#### Task data:
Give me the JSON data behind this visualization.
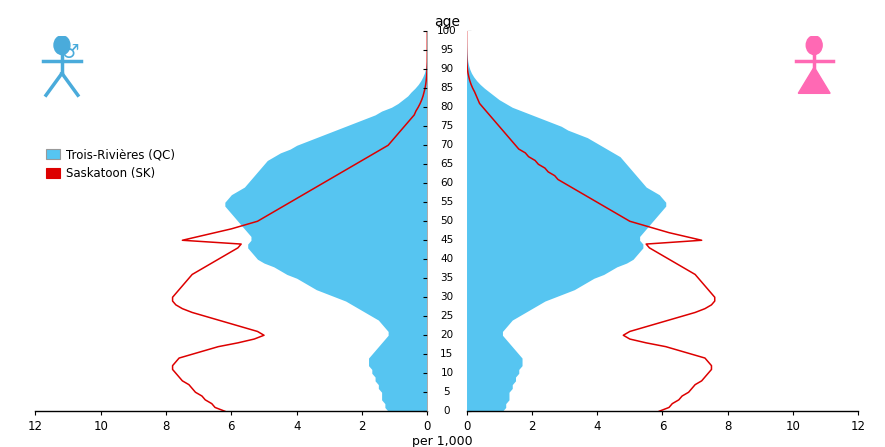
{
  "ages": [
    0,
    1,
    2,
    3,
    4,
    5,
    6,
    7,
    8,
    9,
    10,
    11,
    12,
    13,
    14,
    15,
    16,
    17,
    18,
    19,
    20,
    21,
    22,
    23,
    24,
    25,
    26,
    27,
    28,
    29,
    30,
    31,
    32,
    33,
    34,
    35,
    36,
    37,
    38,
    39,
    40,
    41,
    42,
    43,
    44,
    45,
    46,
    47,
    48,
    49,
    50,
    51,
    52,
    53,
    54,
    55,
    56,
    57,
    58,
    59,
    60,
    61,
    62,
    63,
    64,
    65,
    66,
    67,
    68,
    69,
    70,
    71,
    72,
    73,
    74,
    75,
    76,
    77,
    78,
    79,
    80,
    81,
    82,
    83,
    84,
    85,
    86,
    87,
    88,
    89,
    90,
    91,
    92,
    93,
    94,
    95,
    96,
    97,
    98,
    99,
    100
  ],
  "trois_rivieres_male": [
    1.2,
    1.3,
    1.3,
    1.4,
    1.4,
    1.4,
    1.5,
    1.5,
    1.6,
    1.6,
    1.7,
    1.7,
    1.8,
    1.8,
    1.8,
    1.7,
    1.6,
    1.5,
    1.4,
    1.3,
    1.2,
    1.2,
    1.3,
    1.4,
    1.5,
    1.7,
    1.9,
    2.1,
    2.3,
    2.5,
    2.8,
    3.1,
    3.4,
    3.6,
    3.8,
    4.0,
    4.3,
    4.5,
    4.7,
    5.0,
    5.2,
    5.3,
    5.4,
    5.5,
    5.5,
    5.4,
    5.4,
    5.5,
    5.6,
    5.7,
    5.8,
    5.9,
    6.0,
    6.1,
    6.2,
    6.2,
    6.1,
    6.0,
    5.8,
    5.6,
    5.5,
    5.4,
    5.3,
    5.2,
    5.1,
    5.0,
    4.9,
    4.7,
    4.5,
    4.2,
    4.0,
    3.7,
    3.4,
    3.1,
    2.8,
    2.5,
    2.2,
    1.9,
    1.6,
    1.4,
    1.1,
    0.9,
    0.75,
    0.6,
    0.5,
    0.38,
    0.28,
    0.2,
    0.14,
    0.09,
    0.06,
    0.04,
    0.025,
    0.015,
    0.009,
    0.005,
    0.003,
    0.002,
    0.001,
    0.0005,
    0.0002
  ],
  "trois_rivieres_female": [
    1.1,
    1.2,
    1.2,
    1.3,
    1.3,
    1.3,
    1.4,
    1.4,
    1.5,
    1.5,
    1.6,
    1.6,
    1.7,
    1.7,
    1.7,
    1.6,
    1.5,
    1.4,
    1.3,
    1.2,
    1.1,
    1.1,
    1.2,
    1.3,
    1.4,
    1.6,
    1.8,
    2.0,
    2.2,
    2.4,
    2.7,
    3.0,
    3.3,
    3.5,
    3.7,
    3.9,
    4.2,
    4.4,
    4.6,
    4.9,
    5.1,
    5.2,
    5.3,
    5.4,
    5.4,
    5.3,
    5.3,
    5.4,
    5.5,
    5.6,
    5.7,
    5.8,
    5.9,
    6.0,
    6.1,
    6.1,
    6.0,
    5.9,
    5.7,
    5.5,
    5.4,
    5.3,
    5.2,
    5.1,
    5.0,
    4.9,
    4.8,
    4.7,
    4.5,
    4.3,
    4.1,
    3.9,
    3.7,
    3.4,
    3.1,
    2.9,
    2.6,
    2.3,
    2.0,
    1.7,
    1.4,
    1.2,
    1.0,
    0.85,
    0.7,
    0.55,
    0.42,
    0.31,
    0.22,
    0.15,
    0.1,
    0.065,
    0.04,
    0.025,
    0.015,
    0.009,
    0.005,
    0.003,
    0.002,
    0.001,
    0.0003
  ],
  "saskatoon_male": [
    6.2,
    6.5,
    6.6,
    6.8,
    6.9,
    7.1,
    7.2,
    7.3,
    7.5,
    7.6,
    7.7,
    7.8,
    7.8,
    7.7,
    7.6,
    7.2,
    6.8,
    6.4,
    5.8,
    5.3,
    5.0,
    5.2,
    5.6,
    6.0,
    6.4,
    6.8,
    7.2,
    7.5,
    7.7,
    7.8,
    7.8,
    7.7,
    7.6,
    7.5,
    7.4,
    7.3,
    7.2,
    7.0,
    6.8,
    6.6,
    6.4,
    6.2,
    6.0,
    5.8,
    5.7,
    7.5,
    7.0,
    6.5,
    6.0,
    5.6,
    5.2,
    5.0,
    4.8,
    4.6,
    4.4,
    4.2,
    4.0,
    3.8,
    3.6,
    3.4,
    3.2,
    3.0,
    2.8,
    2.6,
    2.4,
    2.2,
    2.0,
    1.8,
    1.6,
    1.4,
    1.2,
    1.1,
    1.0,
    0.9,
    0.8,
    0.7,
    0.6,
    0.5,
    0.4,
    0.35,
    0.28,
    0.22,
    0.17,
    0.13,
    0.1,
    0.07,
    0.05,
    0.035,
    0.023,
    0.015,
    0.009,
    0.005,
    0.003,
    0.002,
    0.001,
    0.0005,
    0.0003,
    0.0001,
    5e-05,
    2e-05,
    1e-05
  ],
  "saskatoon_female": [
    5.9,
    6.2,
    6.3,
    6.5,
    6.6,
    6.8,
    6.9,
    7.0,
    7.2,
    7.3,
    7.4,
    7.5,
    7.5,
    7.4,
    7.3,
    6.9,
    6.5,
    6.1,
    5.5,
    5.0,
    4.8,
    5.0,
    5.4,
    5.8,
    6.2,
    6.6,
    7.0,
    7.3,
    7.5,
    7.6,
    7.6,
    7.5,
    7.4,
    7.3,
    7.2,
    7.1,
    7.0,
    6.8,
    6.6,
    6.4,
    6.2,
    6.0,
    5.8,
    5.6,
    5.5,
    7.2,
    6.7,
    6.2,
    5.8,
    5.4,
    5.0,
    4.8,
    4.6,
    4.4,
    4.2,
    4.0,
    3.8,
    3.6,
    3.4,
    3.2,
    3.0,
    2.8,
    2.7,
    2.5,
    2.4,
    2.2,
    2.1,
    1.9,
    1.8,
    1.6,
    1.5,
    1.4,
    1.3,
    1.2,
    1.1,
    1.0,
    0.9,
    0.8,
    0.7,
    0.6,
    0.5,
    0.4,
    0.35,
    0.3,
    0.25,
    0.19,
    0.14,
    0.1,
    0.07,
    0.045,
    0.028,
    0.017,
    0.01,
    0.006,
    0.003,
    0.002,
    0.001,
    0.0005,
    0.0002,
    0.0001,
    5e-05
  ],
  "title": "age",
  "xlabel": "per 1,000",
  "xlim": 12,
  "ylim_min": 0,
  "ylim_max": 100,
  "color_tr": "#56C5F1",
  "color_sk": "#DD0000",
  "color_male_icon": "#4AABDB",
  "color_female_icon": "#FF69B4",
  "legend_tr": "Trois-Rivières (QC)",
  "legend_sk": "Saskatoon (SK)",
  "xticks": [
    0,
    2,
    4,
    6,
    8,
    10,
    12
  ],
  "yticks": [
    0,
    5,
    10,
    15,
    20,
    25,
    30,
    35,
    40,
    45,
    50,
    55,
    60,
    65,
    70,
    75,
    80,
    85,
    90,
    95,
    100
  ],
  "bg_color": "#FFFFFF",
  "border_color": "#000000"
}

#### Set task:
Copy every entry word for word, but omit the pictures.

#### Final result:
Give me the JSON data behind this visualization.
{
  "ages": [
    0,
    1,
    2,
    3,
    4,
    5,
    6,
    7,
    8,
    9,
    10,
    11,
    12,
    13,
    14,
    15,
    16,
    17,
    18,
    19,
    20,
    21,
    22,
    23,
    24,
    25,
    26,
    27,
    28,
    29,
    30,
    31,
    32,
    33,
    34,
    35,
    36,
    37,
    38,
    39,
    40,
    41,
    42,
    43,
    44,
    45,
    46,
    47,
    48,
    49,
    50,
    51,
    52,
    53,
    54,
    55,
    56,
    57,
    58,
    59,
    60,
    61,
    62,
    63,
    64,
    65,
    66,
    67,
    68,
    69,
    70,
    71,
    72,
    73,
    74,
    75,
    76,
    77,
    78,
    79,
    80,
    81,
    82,
    83,
    84,
    85,
    86,
    87,
    88,
    89,
    90,
    91,
    92,
    93,
    94,
    95,
    96,
    97,
    98,
    99,
    100
  ],
  "trois_rivieres_male": [
    1.2,
    1.3,
    1.3,
    1.4,
    1.4,
    1.4,
    1.5,
    1.5,
    1.6,
    1.6,
    1.7,
    1.7,
    1.8,
    1.8,
    1.8,
    1.7,
    1.6,
    1.5,
    1.4,
    1.3,
    1.2,
    1.2,
    1.3,
    1.4,
    1.5,
    1.7,
    1.9,
    2.1,
    2.3,
    2.5,
    2.8,
    3.1,
    3.4,
    3.6,
    3.8,
    4.0,
    4.3,
    4.5,
    4.7,
    5.0,
    5.2,
    5.3,
    5.4,
    5.5,
    5.5,
    5.4,
    5.4,
    5.5,
    5.6,
    5.7,
    5.8,
    5.9,
    6.0,
    6.1,
    6.2,
    6.2,
    6.1,
    6.0,
    5.8,
    5.6,
    5.5,
    5.4,
    5.3,
    5.2,
    5.1,
    5.0,
    4.9,
    4.7,
    4.5,
    4.2,
    4.0,
    3.7,
    3.4,
    3.1,
    2.8,
    2.5,
    2.2,
    1.9,
    1.6,
    1.4,
    1.1,
    0.9,
    0.75,
    0.6,
    0.5,
    0.38,
    0.28,
    0.2,
    0.14,
    0.09,
    0.06,
    0.04,
    0.025,
    0.015,
    0.009,
    0.005,
    0.003,
    0.002,
    0.001,
    0.0005,
    0.0002
  ],
  "trois_rivieres_female": [
    1.1,
    1.2,
    1.2,
    1.3,
    1.3,
    1.3,
    1.4,
    1.4,
    1.5,
    1.5,
    1.6,
    1.6,
    1.7,
    1.7,
    1.7,
    1.6,
    1.5,
    1.4,
    1.3,
    1.2,
    1.1,
    1.1,
    1.2,
    1.3,
    1.4,
    1.6,
    1.8,
    2.0,
    2.2,
    2.4,
    2.7,
    3.0,
    3.3,
    3.5,
    3.7,
    3.9,
    4.2,
    4.4,
    4.6,
    4.9,
    5.1,
    5.2,
    5.3,
    5.4,
    5.4,
    5.3,
    5.3,
    5.4,
    5.5,
    5.6,
    5.7,
    5.8,
    5.9,
    6.0,
    6.1,
    6.1,
    6.0,
    5.9,
    5.7,
    5.5,
    5.4,
    5.3,
    5.2,
    5.1,
    5.0,
    4.9,
    4.8,
    4.7,
    4.5,
    4.3,
    4.1,
    3.9,
    3.7,
    3.4,
    3.1,
    2.9,
    2.6,
    2.3,
    2.0,
    1.7,
    1.4,
    1.2,
    1.0,
    0.85,
    0.7,
    0.55,
    0.42,
    0.31,
    0.22,
    0.15,
    0.1,
    0.065,
    0.04,
    0.025,
    0.015,
    0.009,
    0.005,
    0.003,
    0.002,
    0.001,
    0.0003
  ],
  "saskatoon_male": [
    6.2,
    6.5,
    6.6,
    6.8,
    6.9,
    7.1,
    7.2,
    7.3,
    7.5,
    7.6,
    7.7,
    7.8,
    7.8,
    7.7,
    7.6,
    7.2,
    6.8,
    6.4,
    5.8,
    5.3,
    5.0,
    5.2,
    5.6,
    6.0,
    6.4,
    6.8,
    7.2,
    7.5,
    7.7,
    7.8,
    7.8,
    7.7,
    7.6,
    7.5,
    7.4,
    7.3,
    7.2,
    7.0,
    6.8,
    6.6,
    6.4,
    6.2,
    6.0,
    5.8,
    5.7,
    7.5,
    7.0,
    6.5,
    6.0,
    5.6,
    5.2,
    5.0,
    4.8,
    4.6,
    4.4,
    4.2,
    4.0,
    3.8,
    3.6,
    3.4,
    3.2,
    3.0,
    2.8,
    2.6,
    2.4,
    2.2,
    2.0,
    1.8,
    1.6,
    1.4,
    1.2,
    1.1,
    1.0,
    0.9,
    0.8,
    0.7,
    0.6,
    0.5,
    0.4,
    0.35,
    0.28,
    0.22,
    0.17,
    0.13,
    0.1,
    0.07,
    0.05,
    0.035,
    0.023,
    0.015,
    0.009,
    0.005,
    0.003,
    0.002,
    0.001,
    0.0005,
    0.0003,
    0.0001,
    5e-05,
    2e-05,
    1e-05
  ],
  "saskatoon_female": [
    5.9,
    6.2,
    6.3,
    6.5,
    6.6,
    6.8,
    6.9,
    7.0,
    7.2,
    7.3,
    7.4,
    7.5,
    7.5,
    7.4,
    7.3,
    6.9,
    6.5,
    6.1,
    5.5,
    5.0,
    4.8,
    5.0,
    5.4,
    5.8,
    6.2,
    6.6,
    7.0,
    7.3,
    7.5,
    7.6,
    7.6,
    7.5,
    7.4,
    7.3,
    7.2,
    7.1,
    7.0,
    6.8,
    6.6,
    6.4,
    6.2,
    6.0,
    5.8,
    5.6,
    5.5,
    7.2,
    6.7,
    6.2,
    5.8,
    5.4,
    5.0,
    4.8,
    4.6,
    4.4,
    4.2,
    4.0,
    3.8,
    3.6,
    3.4,
    3.2,
    3.0,
    2.8,
    2.7,
    2.5,
    2.4,
    2.2,
    2.1,
    1.9,
    1.8,
    1.6,
    1.5,
    1.4,
    1.3,
    1.2,
    1.1,
    1.0,
    0.9,
    0.8,
    0.7,
    0.6,
    0.5,
    0.4,
    0.35,
    0.3,
    0.25,
    0.19,
    0.14,
    0.1,
    0.07,
    0.045,
    0.028,
    0.017,
    0.01,
    0.006,
    0.003,
    0.002,
    0.001,
    0.0005,
    0.0002,
    0.0001,
    5e-05
  ],
  "title": "age",
  "xlabel": "per 1,000",
  "xlim": 12,
  "ylim_min": 0,
  "ylim_max": 100,
  "color_tr": "#56C5F1",
  "color_sk": "#DD0000",
  "color_male_icon": "#4AABDB",
  "color_female_icon": "#FF69B4",
  "legend_tr": "Trois-Rivières (QC)",
  "legend_sk": "Saskatoon (SK)",
  "xticks": [
    0,
    2,
    4,
    6,
    8,
    10,
    12
  ],
  "yticks": [
    0,
    5,
    10,
    15,
    20,
    25,
    30,
    35,
    40,
    45,
    50,
    55,
    60,
    65,
    70,
    75,
    80,
    85,
    90,
    95,
    100
  ],
  "bg_color": "#FFFFFF",
  "border_color": "#000000"
}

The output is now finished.